## Exercise
Exactly as written, print each record in the listing.
* Begin Stored data *
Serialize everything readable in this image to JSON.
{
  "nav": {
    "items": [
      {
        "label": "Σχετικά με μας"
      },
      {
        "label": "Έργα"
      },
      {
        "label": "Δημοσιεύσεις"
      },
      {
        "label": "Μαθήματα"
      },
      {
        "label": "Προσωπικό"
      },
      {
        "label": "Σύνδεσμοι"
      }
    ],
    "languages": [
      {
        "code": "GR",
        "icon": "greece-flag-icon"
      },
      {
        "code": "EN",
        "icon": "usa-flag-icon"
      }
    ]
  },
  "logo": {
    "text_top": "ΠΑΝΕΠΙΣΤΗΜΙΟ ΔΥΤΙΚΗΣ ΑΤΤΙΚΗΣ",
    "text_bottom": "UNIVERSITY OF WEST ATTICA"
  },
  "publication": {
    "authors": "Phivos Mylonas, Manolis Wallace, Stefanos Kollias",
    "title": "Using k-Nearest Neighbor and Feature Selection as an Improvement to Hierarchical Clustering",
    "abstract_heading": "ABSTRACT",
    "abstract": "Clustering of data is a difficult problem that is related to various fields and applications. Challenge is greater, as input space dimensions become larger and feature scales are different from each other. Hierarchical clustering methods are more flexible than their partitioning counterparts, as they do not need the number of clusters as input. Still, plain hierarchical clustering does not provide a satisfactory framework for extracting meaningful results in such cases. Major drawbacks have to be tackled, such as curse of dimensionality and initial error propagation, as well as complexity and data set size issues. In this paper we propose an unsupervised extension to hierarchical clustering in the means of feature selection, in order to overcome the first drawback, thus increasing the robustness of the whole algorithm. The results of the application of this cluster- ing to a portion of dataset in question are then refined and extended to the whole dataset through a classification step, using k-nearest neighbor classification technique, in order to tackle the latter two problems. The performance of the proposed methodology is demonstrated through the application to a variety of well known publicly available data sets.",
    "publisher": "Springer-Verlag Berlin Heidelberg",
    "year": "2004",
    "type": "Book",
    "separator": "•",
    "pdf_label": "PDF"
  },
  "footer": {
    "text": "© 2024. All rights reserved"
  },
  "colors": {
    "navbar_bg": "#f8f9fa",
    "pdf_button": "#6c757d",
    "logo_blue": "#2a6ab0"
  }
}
* End Stored data *
## Result of the task
Serialize everything readable in this image to JSON.
{
  "nav": {
    "items": [
      {
        "label": "Σχετικά με μας"
      },
      {
        "label": "Έργα"
      },
      {
        "label": "Δημοσιεύσεις"
      },
      {
        "label": "Μαθήματα"
      },
      {
        "label": "Προσωπικό"
      },
      {
        "label": "Σύνδεσμοι"
      }
    ],
    "languages": [
      {
        "code": "GR",
        "icon": "greece-flag-icon"
      },
      {
        "code": "EN",
        "icon": "usa-flag-icon"
      }
    ]
  },
  "logo": {
    "text_top": "ΠΑΝΕΠΙΣΤΗΜΙΟ ΔΥΤΙΚΗΣ ΑΤΤΙΚΗΣ",
    "text_bottom": "UNIVERSITY OF WEST ATTICA"
  },
  "publication": {
    "authors": "Phivos Mylonas, Manolis Wallace, Stefanos Kollias",
    "title": "Using k-Nearest Neighbor and Feature Selection as an Improvement to Hierarchical Clustering",
    "abstract_heading": "ABSTRACT",
    "abstract": "Clustering of data is a difficult problem that is related to various fields and applications. Challenge is greater, as input space dimensions become larger and feature scales are different from each other. Hierarchical clustering methods are more flexible than their partitioning counterparts, as they do not need the number of clusters as input. Still, plain hierarchical clustering does not provide a satisfactory framework for extracting meaningful results in such cases. Major drawbacks have to be tackled, such as curse of dimensionality and initial error propagation, as well as complexity and data set size issues. In this paper we propose an unsupervised extension to hierarchical clustering in the means of feature selection, in order to overcome the first drawback, thus increasing the robustness of the whole algorithm. The results of the application of this cluster- ing to a portion of dataset in question are then refined and extended to the whole dataset through a classification step, using k-nearest neighbor classification technique, in order to tackle the latter two problems. The performance of the proposed methodology is demonstrated through the application to a variety of well known publicly available data sets.",
    "publisher": "Springer-Verlag Berlin Heidelberg",
    "year": "2004",
    "type": "Book",
    "separator": "•",
    "pdf_label": "PDF"
  },
  "footer": {
    "text": "© 2024. All rights reserved"
  },
  "colors": {
    "navbar_bg": "#f8f9fa",
    "pdf_button": "#6c757d",
    "logo_blue": "#2a6ab0"
  }
}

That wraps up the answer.